Dataset records
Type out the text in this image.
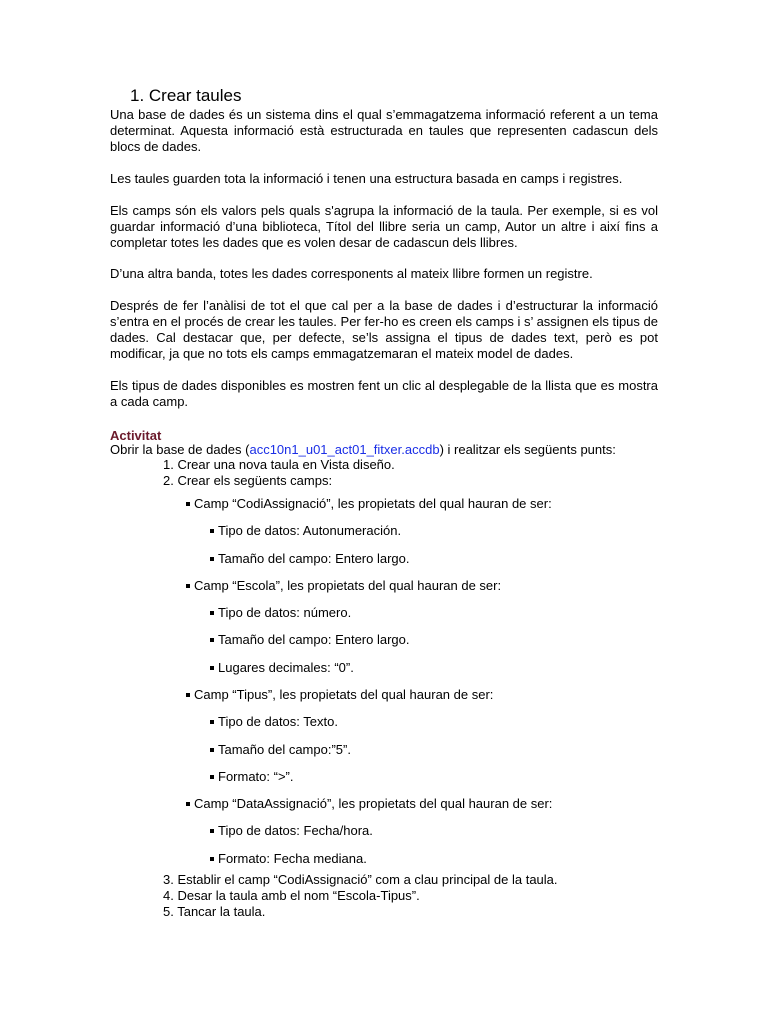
1. Crear taules

Una base de dades és un sistema dins el qual s’emmagatzema informació referent a un tema determinat. Aquesta informació està estructurada en taules que representen cadascun dels blocs de dades.

Les taules guarden tota la informació i tenen una estructura basada en camps i registres.

Els camps són els valors pels quals s'agrupa la informació de la taula. Per exemple, si es vol guardar informació d’una biblioteca, Títol del llibre seria un camp, Autor un altre i així fins a completar totes les dades que es volen desar de cadascun dels llibres.

D’una altra banda, totes les dades corresponents al mateix llibre formen un registre.

Després de fer l’anàlisi de tot el que cal per a la base de dades i d’estructurar la informació s’entra en el procés de crear les taules. Per fer-ho es creen els camps i s’ assignen els tipus de dades. Cal destacar que, per defecte, se’ls assigna el tipus de dades text, però es pot modificar, ja que no tots els camps emmagatzemaran el mateix model de dades.

Els tipus de dades disponibles es mostren fent un clic al desplegable de la llista que es mostra a cada camp.

Activitat

Obrir la base de dades (acc10n1_u01_act01_fitxer.accdb) i realitzar els següents punts:

1. Crear una nova taula en Vista diseño.

2. Crear els següents camps:

Camp “CodiAssignació”, les propietats del qual hauran de ser:

Tipo de datos: Autonumeración.

Tamaño del campo: Entero largo.

Camp “Escola”, les propietats del qual hauran de ser:

Tipo de datos: número.

Tamaño del campo: Entero largo.

Lugares decimales: “0”.

Camp “Tipus”, les propietats del qual hauran de ser:

Tipo de datos: Texto.

Tamaño del campo:”5”.

Formato: “>”.

Camp “DataAssignació”, les propietats del qual hauran de ser:

Tipo de datos: Fecha/hora.

Formato: Fecha mediana.

3. Establir el camp “CodiAssignació” com a clau principal de la taula.

4. Desar la taula amb el nom “Escola-Tipus”.

5. Tancar la taula.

→ **Task details**
Reproduce the records, all of them, word for word; omit the pictures.

→ **Output for this task**
Type out the text in this image.
1. Crear taules

Una base de dades és un sistema dins el qual s’emmagatzema informació referent a un tema determinat. Aquesta informació està estructurada en taules que representen cadascun dels blocs de dades.

Les taules guarden tota la informació i tenen una estructura basada en camps i registres.

Els camps són els valors pels quals s'agrupa la informació de la taula. Per exemple, si es vol guardar informació d’una biblioteca, Títol del llibre seria un camp, Autor un altre i així fins a completar totes les dades que es volen desar de cadascun dels llibres.

D’una altra banda, totes les dades corresponents al mateix llibre formen un registre.

Després de fer l’anàlisi de tot el que cal per a la base de dades i d’estructurar la informació s’entra en el procés de crear les taules. Per fer-ho es creen els camps i s’ assignen els tipus de dades. Cal destacar que, per defecte, se’ls assigna el tipus de dades text, però es pot modificar, ja que no tots els camps emmagatzemaran el mateix model de dades.

Els tipus de dades disponibles es mostren fent un clic al desplegable de la llista que es mostra a cada camp.

Activitat

Obrir la base de dades (acc10n1_u01_act01_fitxer.accdb) i realitzar els següents punts:

1. Crear una nova taula en Vista diseño.

2. Crear els següents camps:

Camp “CodiAssignació”, les propietats del qual hauran de ser:

Tipo de datos: Autonumeración.

Tamaño del campo: Entero largo.

Camp “Escola”, les propietats del qual hauran de ser:

Tipo de datos: número.

Tamaño del campo: Entero largo.

Lugares decimales: “0”.

Camp “Tipus”, les propietats del qual hauran de ser:

Tipo de datos: Texto.

Tamaño del campo:”5”.

Formato: “>”.

Camp “DataAssignació”, les propietats del qual hauran de ser:

Tipo de datos: Fecha/hora.

Formato: Fecha mediana.

3. Establir el camp “CodiAssignació” com a clau principal de la taula.

4. Desar la taula amb el nom “Escola-Tipus”.

5. Tancar la taula.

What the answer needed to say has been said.